◆ PROBLEM STATEMENT: Locate and copy each line in the data that contains the word "consumers".

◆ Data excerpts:
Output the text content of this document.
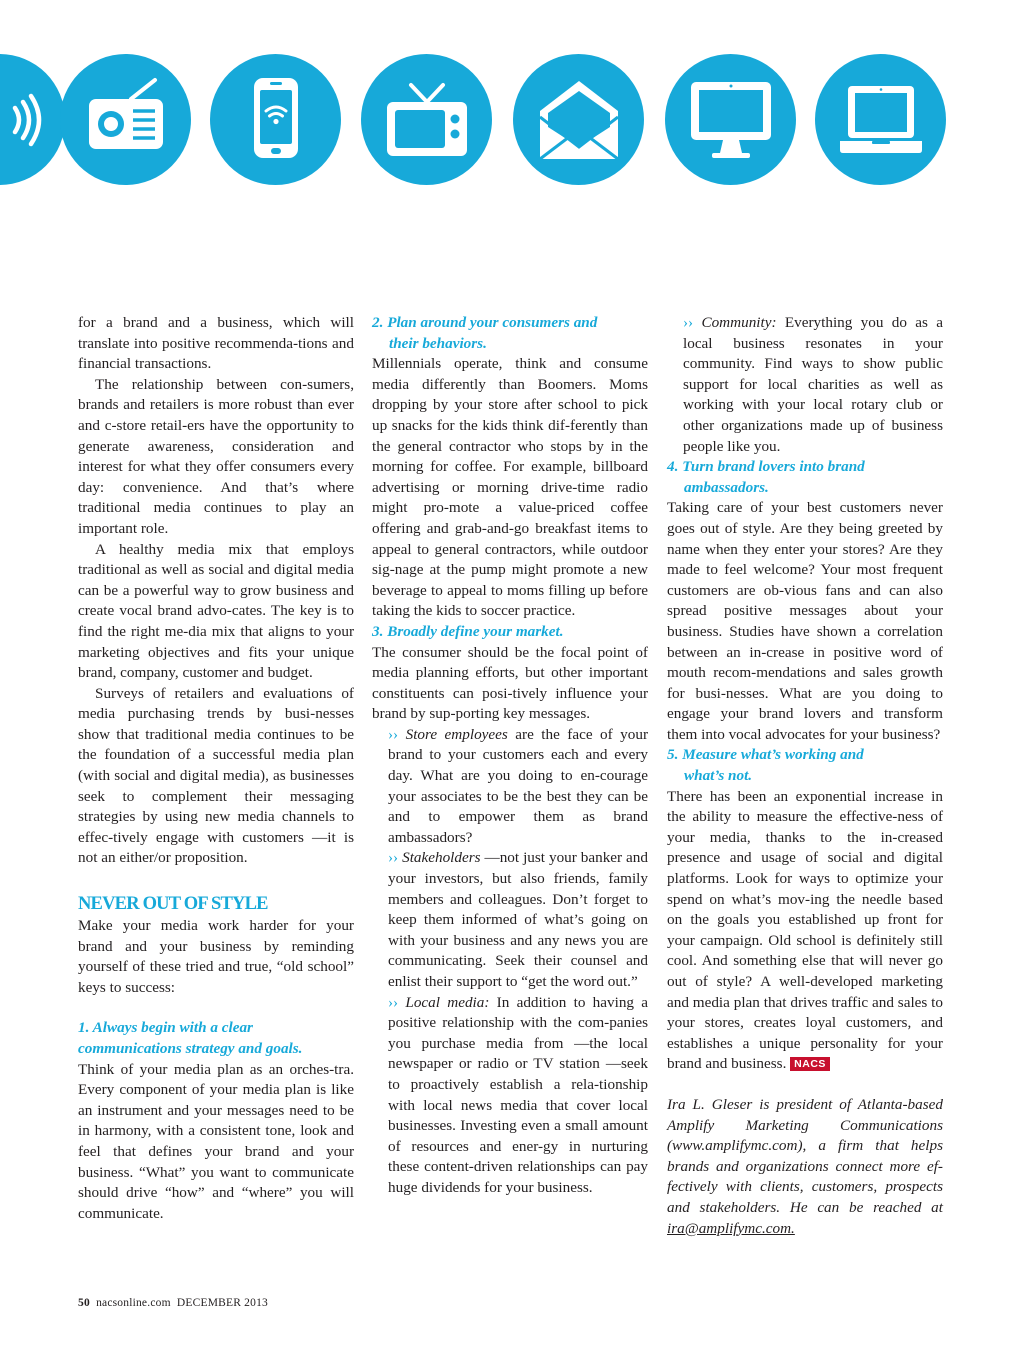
for a brand and a business, which will translate into positive recommenda-tions and financial transactions.

The relationship between con-sumers, brands and retailers is more robust than ever and c-store retail-ers have the opportunity to generate awareness, consideration and interest for what they offer consumers every day: convenience. And that’s where traditional media continues to play an important role.

A healthy media mix that employs traditional as well as social and digital media can be a powerful way to grow business and create vocal brand advo-cates. The key is to find the right me-dia mix that aligns to your marketing objectives and fits your unique brand, company, customer and budget.

Surveys of retailers and evaluations of media purchasing trends by busi-nesses show that traditional media continues to be the foundation of a successful media plan (with social and digital media), as businesses seek to complement their messaging strategies by using new media channels to effec-tively engage with customers —it is not an either/or proposition.

NEVER OUT OF STYLE

Make your media work harder for your brand and your business by reminding yourself of these tried and true, “old school” keys to success:

1. Always begin with a clear
communications strategy and goals.

Think of your media plan as an orches-tra. Every component of your media plan is like an instrument and your messages need to be in harmony, with a consistent tone, look and feel that defines your brand and your business. “What” you want to communicate should drive “how” and “where” you will communicate.

2. Plan around your consumers and
their behaviors.

Millennials operate, think and consume media differently than Boomers. Moms dropping by your store after school to pick up snacks for the kids think dif-ferently than the general contractor who stops by in the morning for coffee. For example, billboard advertising or morning drive-time radio might pro-mote a value-priced coffee offering and grab-and-go breakfast items to appeal to general contractors, while outdoor sig-nage at the pump might promote a new beverage to appeal to moms filling up before taking the kids to soccer practice.

3. Broadly define your market.

The consumer should be the focal point of media planning efforts, but other important constituents can posi-tively influence your brand by sup-porting key messages.

›› Store employees are the face of your brand to your customers each and every day. What are you doing to en-courage your associates to be the best they can be and to empower them as brand ambassadors?

›› Stakeholders —not just your banker and your investors, but also friends, family members and colleagues. Don’t forget to keep them informed of what’s going on with your business and any news you are communicating. Seek their counsel and enlist their support to “get the word out.”

›› Local media: In addition to having a positive relationship with the com-panies you purchase media from —the local newspaper or radio or TV station —seek to proactively establish a rela-tionship with local news media that cover local businesses. Investing even a small amount of resources and ener-gy in nurturing these content-driven relationships can pay huge dividends for your business.

›› Community: Everything you do as a local business resonates in your community. Find ways to show public support for local charities as well as working with your local rotary club or other organizations made up of business people like you.

4. Turn brand lovers into brand
ambassadors.

Taking care of your best customers never goes out of style. Are they being greeted by name when they enter your stores? Are they made to feel welcome? Your most frequent customers are ob-vious fans and can also spread positive messages about your business. Studies have shown a correlation between an in-crease in positive word of mouth recom-mendations and sales growth for busi-nesses. What are you doing to engage your brand lovers and transform them into vocal advocates for your business?

5. Measure what’s working and
what’s not.

There has been an exponential increase in the ability to measure the effective-ness of your media, thanks to the in-creased presence and usage of social and digital platforms. Look for ways to optimize your spend on what’s mov-ing the needle based on the goals you established up front for your campaign. Old school is definitely still cool. And something else that will never go out of style? A well-developed marketing and media plan that drives traffic and sales to your stores, creates loyal customers, and establishes a unique personality for your brand and business. NACS

Ira L. Gleser is president of Atlanta-based Amplify Marketing Communications (www.amplifymc.com), a firm that helps brands and organizations connect more ef-fectively with clients, customers, prospects and stakeholders. He can be reached at ira@amplifymc.com.

50 nacsonline.com DECEMBER 2013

◆ COMPLETE RESPONSE:
The relationship between con-sumers, brands and retailers is more robust than ever and c-store retail-ers have the opportunity to generate awareness, consideration and interest for what they offer consumers every day: convenience. And that’s where traditional media continues to play an important role.
2. Plan around your consumers and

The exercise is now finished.